■ A block of data:
---*---

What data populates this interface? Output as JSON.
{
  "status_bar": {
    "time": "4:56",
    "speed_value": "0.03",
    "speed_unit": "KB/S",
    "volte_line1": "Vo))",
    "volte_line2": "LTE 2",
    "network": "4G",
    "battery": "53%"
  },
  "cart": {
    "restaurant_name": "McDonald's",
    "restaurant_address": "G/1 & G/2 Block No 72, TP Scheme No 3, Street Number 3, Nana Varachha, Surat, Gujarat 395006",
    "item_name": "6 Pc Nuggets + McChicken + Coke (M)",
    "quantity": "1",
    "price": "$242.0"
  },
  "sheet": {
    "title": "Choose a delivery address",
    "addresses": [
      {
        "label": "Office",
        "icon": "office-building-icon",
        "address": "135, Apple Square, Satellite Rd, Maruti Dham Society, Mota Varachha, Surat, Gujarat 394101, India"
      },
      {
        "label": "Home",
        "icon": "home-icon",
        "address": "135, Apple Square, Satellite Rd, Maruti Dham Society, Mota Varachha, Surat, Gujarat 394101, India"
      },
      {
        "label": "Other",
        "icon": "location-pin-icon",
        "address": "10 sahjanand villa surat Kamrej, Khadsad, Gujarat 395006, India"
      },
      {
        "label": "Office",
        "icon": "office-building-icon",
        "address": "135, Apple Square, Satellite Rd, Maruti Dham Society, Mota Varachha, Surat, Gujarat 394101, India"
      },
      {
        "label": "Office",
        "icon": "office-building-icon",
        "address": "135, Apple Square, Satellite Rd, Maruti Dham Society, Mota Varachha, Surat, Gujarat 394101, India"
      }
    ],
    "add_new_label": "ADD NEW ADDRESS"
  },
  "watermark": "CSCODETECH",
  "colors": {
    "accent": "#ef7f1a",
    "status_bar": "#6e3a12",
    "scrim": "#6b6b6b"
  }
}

---*---

■ Exercise:
Reproduce the material verbatim, line by line.

■ Exercise answer:
What data populates this interface? Output as JSON.
{
  "status_bar": {
    "time": "4:56",
    "speed_value": "0.03",
    "speed_unit": "KB/S",
    "volte_line1": "Vo))",
    "volte_line2": "LTE 2",
    "network": "4G",
    "battery": "53%"
  },
  "cart": {
    "restaurant_name": "McDonald's",
    "restaurant_address": "G/1 & G/2 Block No 72, TP Scheme No 3, Street Number 3, Nana Varachha, Surat, Gujarat 395006",
    "item_name": "6 Pc Nuggets + McChicken + Coke (M)",
    "quantity": "1",
    "price": "$242.0"
  },
  "sheet": {
    "title": "Choose a delivery address",
    "addresses": [
      {
        "label": "Office",
        "icon": "office-building-icon",
        "address": "135, Apple Square, Satellite Rd, Maruti Dham Society, Mota Varachha, Surat, Gujarat 394101, India"
      },
      {
        "label": "Home",
        "icon": "home-icon",
        "address": "135, Apple Square, Satellite Rd, Maruti Dham Society, Mota Varachha, Surat, Gujarat 394101, India"
      },
      {
        "label": "Other",
        "icon": "location-pin-icon",
        "address": "10 sahjanand villa surat Kamrej, Khadsad, Gujarat 395006, India"
      },
      {
        "label": "Office",
        "icon": "office-building-icon",
        "address": "135, Apple Square, Satellite Rd, Maruti Dham Society, Mota Varachha, Surat, Gujarat 394101, India"
      },
      {
        "label": "Office",
        "icon": "office-building-icon",
        "address": "135, Apple Square, Satellite Rd, Maruti Dham Society, Mota Varachha, Surat, Gujarat 394101, India"
      }
    ],
    "add_new_label": "ADD NEW ADDRESS"
  },
  "watermark": "CSCODETECH",
  "colors": {
    "accent": "#ef7f1a",
    "status_bar": "#6e3a12",
    "scrim": "#6b6b6b"
  }
}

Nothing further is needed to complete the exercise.